**WHAT YOU SHOULD DO:**
Extract the full listing verbatim and drop any pictures from your copy.

**DATA IN THIS EXERCISE:**
╔══

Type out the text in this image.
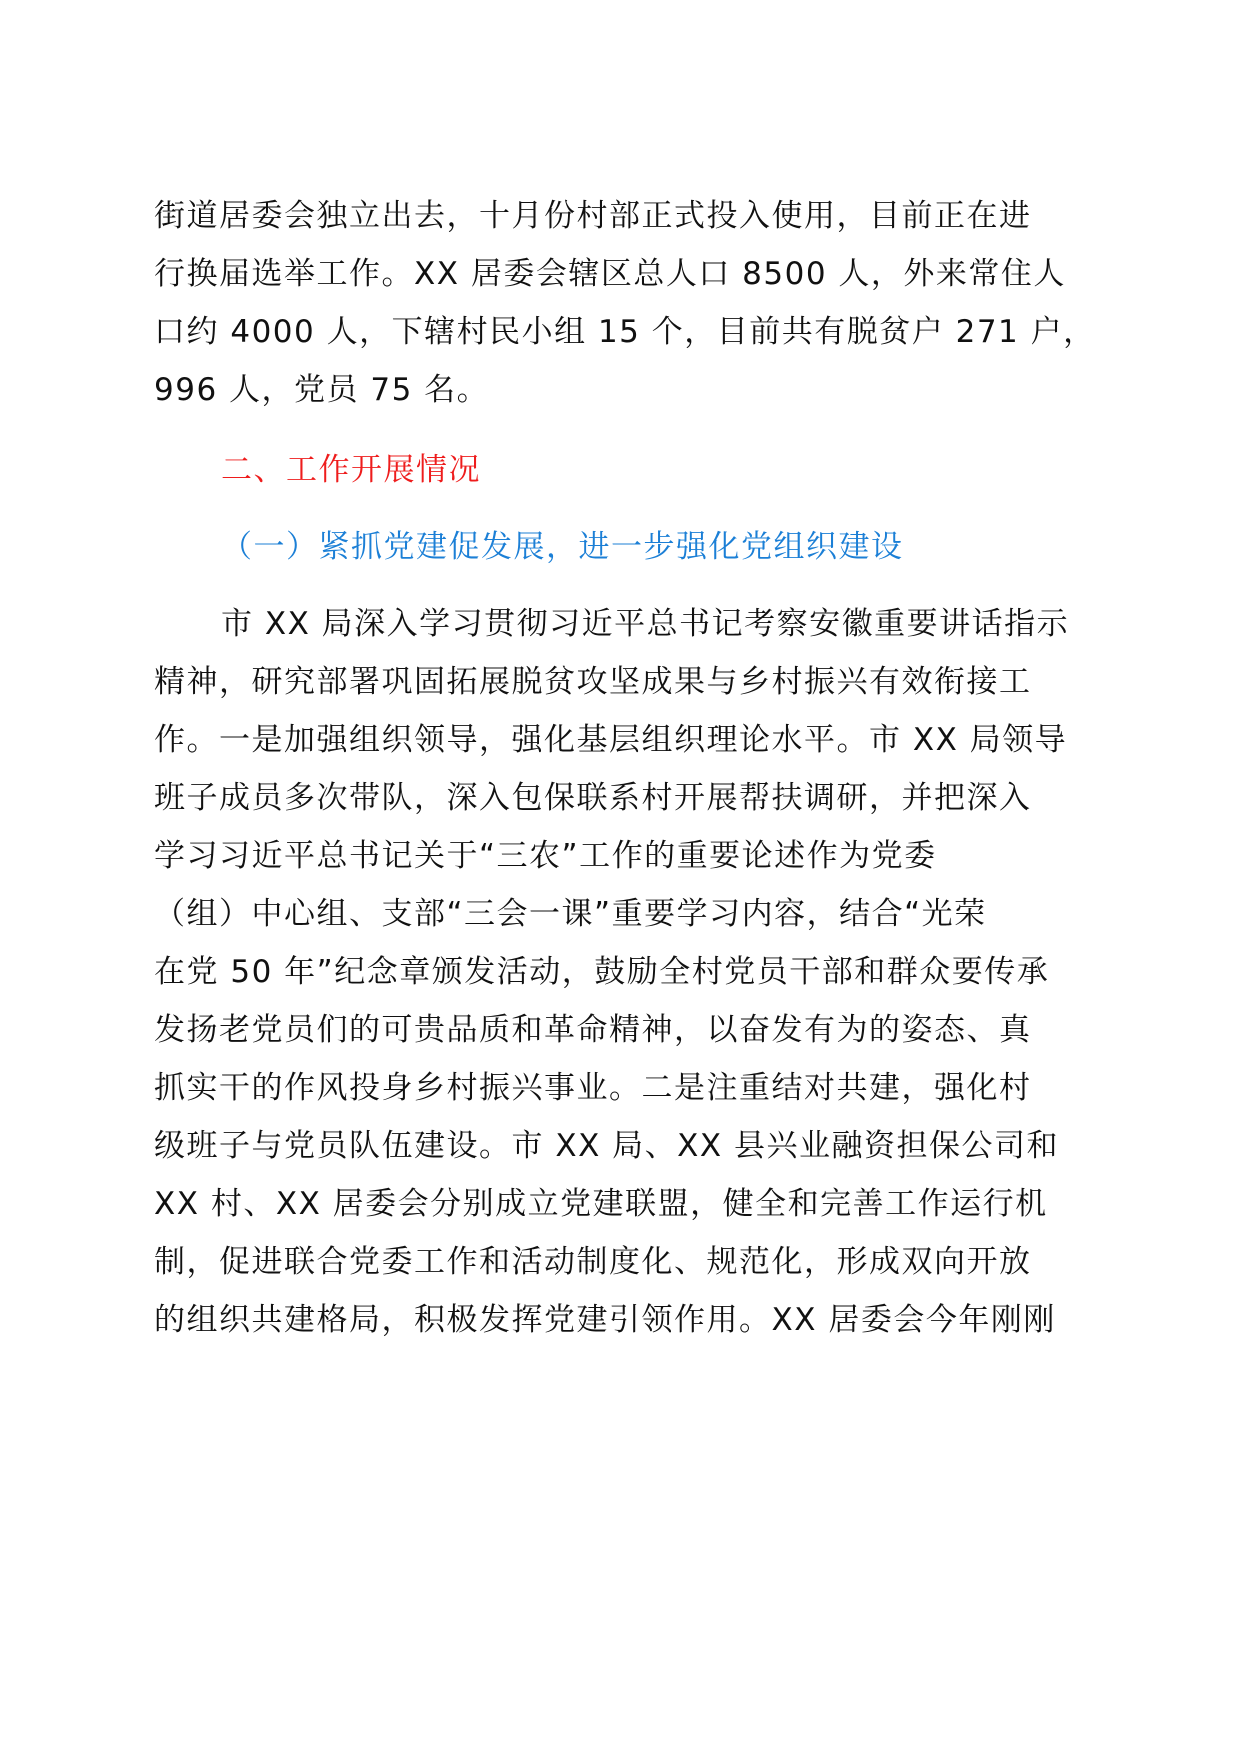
街道居委会独立出去，十月份村部正式投入使用，目前正在进
行换届选举工作。XX 居委会辖区总人口 8500 人，外来常住人
口约 4000 人，下辖村民小组 15 个，目前共有脱贫户 271 户，
996 人，党员 75 名。
二、工作开展情况
（一）紧抓党建促发展，进一步强化党组织建设
市 XX 局深入学习贯彻习近平总书记考察安徽重要讲话指示
精神，研究部署巩固拓展脱贫攻坚成果与乡村振兴有效衔接工
作。一是加强组织领导，强化基层组织理论水平。市 XX 局领导
班子成员多次带队，深入包保联系村开展帮扶调研，并把深入
学习习近平总书记关于“三农”工作的重要论述作为党委
（组）中心组、支部“三会一课”重要学习内容，结合“光荣
在党 50 年”纪念章颁发活动，鼓励全村党员干部和群众要传承
发扬老党员们的可贵品质和革命精神，以奋发有为的姿态、真
抓实干的作风投身乡村振兴事业。二是注重结对共建，强化村
级班子与党员队伍建设。市 XX 局、XX 县兴业融资担保公司和
XX 村、XX 居委会分别成立党建联盟，健全和完善工作运行机
制，促进联合党委工作和活动制度化、规范化，形成双向开放
的组织共建格局，积极发挥党建引领作用。XX 居委会今年刚刚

╚══

**COMPLETED TASK:**
Type out the text in this image.
街道居委会独立出去，十月份村部正式投入使用，目前正在进
行换届选举工作。XX 居委会辖区总人口 8500 人，外来常住人
口约 4000 人，下辖村民小组 15 个，目前共有脱贫户 271 户，
996 人，党员 75 名。
二、工作开展情况
（一）紧抓党建促发展，进一步强化党组织建设
市 XX 局深入学习贯彻习近平总书记考察安徽重要讲话指示
精神，研究部署巩固拓展脱贫攻坚成果与乡村振兴有效衔接工
作。一是加强组织领导，强化基层组织理论水平。市 XX 局领导
班子成员多次带队，深入包保联系村开展帮扶调研，并把深入
学习习近平总书记关于“三农”工作的重要论述作为党委
（组）中心组、支部“三会一课”重要学习内容，结合“光荣
在党 50 年”纪念章颁发活动，鼓励全村党员干部和群众要传承
发扬老党员们的可贵品质和革命精神，以奋发有为的姿态、真
抓实干的作风投身乡村振兴事业。二是注重结对共建，强化村
级班子与党员队伍建设。市 XX 局、XX 县兴业融资担保公司和
XX 村、XX 居委会分别成立党建联盟，健全和完善工作运行机
制，促进联合党委工作和活动制度化、规范化，形成双向开放
的组织共建格局，积极发挥党建引领作用。XX 居委会今年刚刚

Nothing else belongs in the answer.